» What to produce
Gather every line of the entries that includes the word "header".

┌─ Data for this task

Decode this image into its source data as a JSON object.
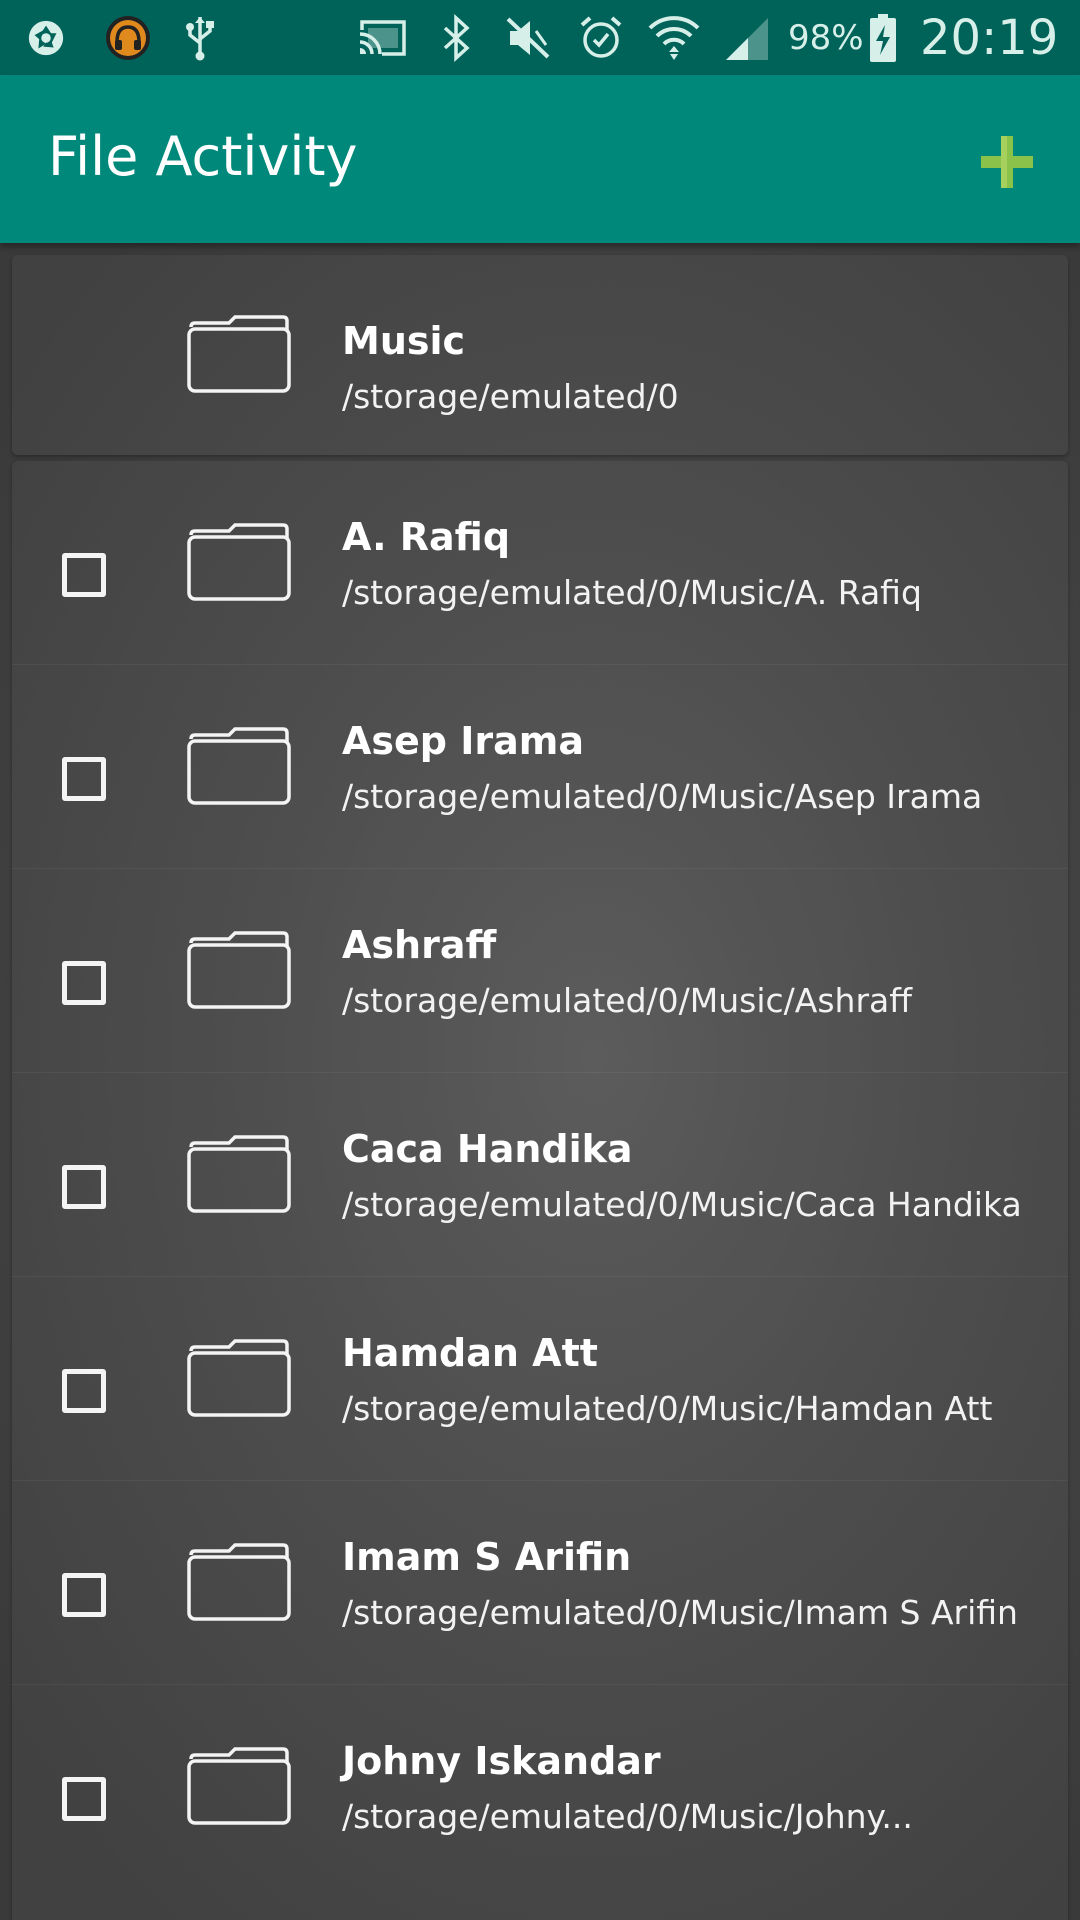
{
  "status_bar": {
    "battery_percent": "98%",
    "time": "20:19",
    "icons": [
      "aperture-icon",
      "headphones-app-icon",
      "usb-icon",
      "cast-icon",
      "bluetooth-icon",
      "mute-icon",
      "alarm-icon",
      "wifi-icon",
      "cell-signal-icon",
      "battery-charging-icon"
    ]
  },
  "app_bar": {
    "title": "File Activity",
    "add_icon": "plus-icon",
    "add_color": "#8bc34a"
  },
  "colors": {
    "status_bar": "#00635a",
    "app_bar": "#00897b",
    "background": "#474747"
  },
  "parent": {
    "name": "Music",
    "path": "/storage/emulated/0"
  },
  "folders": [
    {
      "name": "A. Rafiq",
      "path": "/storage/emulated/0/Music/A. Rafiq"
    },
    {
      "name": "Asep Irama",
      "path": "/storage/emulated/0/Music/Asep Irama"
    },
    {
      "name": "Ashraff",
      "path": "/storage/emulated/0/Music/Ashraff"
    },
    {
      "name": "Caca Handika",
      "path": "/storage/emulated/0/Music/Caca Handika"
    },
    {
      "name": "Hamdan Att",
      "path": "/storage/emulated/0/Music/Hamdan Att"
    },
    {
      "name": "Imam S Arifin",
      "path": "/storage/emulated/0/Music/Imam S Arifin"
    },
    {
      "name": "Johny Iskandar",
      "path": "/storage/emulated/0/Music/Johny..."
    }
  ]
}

└─
┌─ Data for this task

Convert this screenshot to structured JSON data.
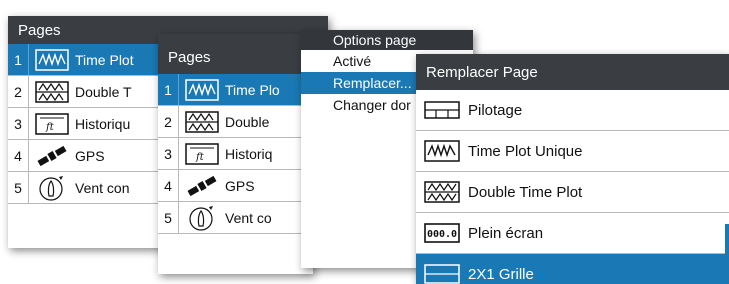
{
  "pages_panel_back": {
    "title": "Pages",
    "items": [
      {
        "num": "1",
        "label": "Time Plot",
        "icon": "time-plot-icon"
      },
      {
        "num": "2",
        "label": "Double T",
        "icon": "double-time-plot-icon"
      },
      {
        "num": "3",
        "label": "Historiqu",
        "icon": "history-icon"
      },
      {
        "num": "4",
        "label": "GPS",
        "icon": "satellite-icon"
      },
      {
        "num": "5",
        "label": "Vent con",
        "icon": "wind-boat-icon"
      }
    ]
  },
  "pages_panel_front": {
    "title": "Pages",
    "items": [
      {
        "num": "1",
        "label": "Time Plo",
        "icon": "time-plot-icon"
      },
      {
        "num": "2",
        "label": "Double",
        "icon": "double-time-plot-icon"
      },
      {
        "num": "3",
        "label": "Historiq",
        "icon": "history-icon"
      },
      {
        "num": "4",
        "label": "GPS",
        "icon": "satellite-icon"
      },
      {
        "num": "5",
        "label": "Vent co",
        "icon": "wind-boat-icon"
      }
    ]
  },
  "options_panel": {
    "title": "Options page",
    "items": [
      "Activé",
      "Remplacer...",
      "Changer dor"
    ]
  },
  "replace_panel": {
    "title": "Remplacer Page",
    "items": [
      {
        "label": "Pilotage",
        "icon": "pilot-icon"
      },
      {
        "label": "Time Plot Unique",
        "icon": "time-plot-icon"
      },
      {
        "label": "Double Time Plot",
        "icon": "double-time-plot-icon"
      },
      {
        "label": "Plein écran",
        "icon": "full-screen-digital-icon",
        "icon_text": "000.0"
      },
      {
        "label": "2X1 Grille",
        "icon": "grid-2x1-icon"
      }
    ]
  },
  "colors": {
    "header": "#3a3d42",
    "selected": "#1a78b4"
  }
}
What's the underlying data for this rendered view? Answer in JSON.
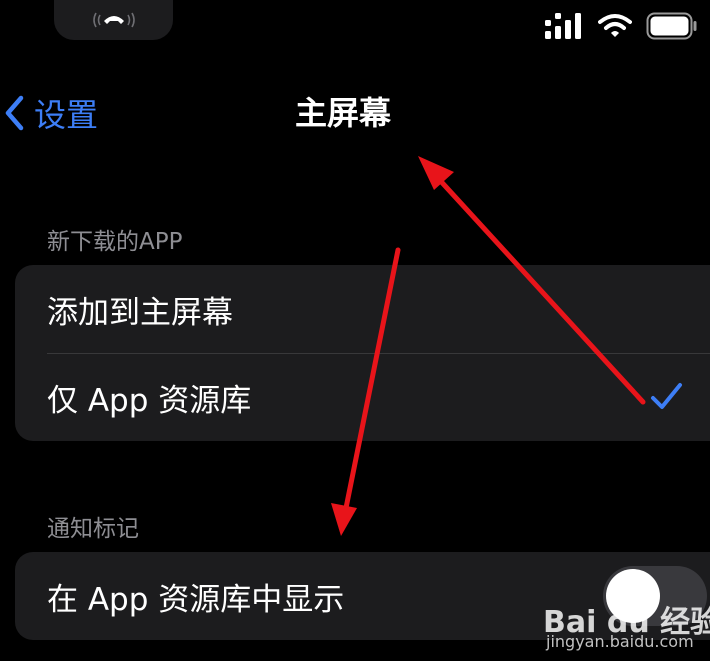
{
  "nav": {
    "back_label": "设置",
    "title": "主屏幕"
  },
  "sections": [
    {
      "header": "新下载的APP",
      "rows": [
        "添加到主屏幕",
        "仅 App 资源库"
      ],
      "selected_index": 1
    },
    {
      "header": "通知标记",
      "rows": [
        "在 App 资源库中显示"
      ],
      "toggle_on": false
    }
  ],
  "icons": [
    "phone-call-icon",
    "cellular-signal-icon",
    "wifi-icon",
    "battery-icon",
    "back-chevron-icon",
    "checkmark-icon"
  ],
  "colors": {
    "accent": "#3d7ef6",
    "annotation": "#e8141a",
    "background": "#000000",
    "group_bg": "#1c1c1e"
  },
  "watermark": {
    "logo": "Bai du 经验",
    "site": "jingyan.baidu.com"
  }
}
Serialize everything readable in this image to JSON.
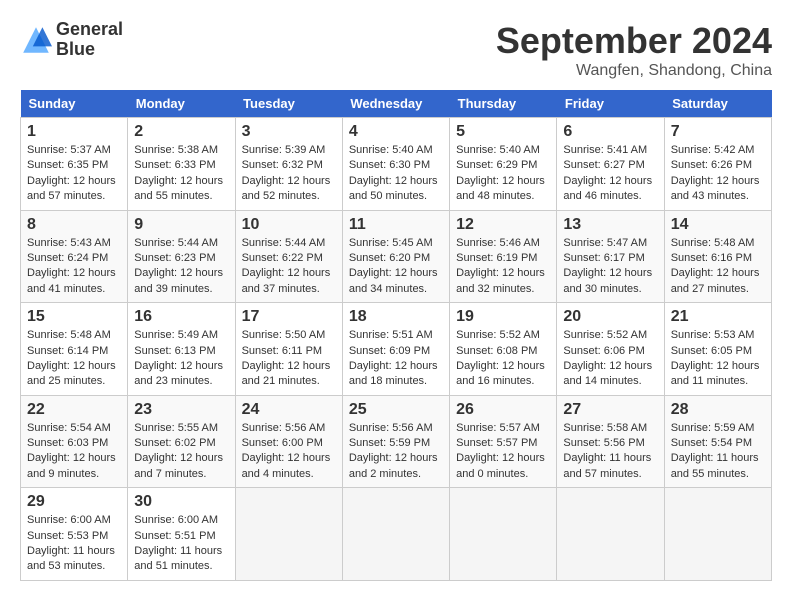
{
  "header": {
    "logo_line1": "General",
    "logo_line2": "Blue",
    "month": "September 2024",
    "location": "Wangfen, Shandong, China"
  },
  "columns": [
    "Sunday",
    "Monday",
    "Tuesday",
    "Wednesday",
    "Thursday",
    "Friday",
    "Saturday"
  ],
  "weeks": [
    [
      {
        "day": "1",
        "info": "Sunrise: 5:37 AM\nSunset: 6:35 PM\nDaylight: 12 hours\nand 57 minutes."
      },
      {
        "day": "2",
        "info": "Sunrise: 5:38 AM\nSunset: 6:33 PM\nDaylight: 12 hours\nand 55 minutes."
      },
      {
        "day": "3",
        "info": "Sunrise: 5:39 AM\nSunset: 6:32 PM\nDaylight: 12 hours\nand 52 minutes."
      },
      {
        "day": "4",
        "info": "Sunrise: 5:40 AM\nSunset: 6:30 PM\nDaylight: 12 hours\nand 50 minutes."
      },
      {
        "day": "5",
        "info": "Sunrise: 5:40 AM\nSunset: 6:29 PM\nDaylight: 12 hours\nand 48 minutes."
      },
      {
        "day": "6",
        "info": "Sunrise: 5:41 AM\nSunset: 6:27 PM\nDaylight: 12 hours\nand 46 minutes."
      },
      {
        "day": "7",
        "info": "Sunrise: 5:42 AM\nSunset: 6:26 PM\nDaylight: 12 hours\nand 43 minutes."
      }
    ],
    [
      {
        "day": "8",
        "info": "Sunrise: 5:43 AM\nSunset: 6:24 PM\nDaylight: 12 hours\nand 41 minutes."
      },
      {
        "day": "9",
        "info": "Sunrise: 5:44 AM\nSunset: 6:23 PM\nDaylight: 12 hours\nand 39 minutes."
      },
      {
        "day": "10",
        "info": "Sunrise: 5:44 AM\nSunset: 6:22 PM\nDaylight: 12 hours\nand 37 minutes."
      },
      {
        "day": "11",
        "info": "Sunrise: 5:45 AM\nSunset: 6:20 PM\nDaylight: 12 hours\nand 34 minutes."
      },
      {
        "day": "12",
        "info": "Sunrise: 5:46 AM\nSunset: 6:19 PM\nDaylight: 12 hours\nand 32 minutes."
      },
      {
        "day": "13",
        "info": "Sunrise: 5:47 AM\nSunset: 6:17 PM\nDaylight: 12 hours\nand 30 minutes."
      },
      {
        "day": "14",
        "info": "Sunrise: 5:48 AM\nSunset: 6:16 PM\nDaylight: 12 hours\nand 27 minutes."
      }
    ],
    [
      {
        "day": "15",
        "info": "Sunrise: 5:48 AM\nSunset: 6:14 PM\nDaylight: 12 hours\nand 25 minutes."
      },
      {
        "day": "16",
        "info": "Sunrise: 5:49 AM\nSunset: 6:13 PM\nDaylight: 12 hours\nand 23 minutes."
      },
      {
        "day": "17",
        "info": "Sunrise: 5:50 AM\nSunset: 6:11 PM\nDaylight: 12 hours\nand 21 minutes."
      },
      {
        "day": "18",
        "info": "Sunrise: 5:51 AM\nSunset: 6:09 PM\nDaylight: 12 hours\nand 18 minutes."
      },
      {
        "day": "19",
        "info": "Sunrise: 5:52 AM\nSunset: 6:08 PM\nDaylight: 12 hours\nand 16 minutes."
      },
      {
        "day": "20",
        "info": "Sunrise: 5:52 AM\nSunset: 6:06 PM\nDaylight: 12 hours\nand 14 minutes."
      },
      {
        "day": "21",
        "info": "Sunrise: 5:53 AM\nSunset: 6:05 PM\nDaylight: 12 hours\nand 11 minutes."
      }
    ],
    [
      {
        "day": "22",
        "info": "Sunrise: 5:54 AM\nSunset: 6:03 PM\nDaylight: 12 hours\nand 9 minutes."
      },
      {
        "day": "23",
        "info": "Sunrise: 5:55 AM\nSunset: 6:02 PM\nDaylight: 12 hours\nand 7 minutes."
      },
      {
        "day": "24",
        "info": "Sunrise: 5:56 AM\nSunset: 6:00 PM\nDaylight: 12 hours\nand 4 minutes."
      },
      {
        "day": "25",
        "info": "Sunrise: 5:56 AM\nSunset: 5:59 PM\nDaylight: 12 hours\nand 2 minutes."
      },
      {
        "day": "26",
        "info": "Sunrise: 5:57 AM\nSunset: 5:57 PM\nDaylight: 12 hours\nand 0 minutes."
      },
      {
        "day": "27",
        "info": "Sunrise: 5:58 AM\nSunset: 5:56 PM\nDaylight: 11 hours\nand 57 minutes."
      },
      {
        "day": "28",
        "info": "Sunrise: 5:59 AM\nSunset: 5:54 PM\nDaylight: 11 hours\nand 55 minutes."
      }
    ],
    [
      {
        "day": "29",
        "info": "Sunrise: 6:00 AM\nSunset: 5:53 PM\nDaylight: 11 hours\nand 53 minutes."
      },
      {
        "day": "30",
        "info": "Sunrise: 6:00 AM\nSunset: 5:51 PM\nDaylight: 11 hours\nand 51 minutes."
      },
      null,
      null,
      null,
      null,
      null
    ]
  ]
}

└─

» In response
    "header": "#3a3d42",
      "header": "新下载的APP",
      "header": "通知标记",
  "header": {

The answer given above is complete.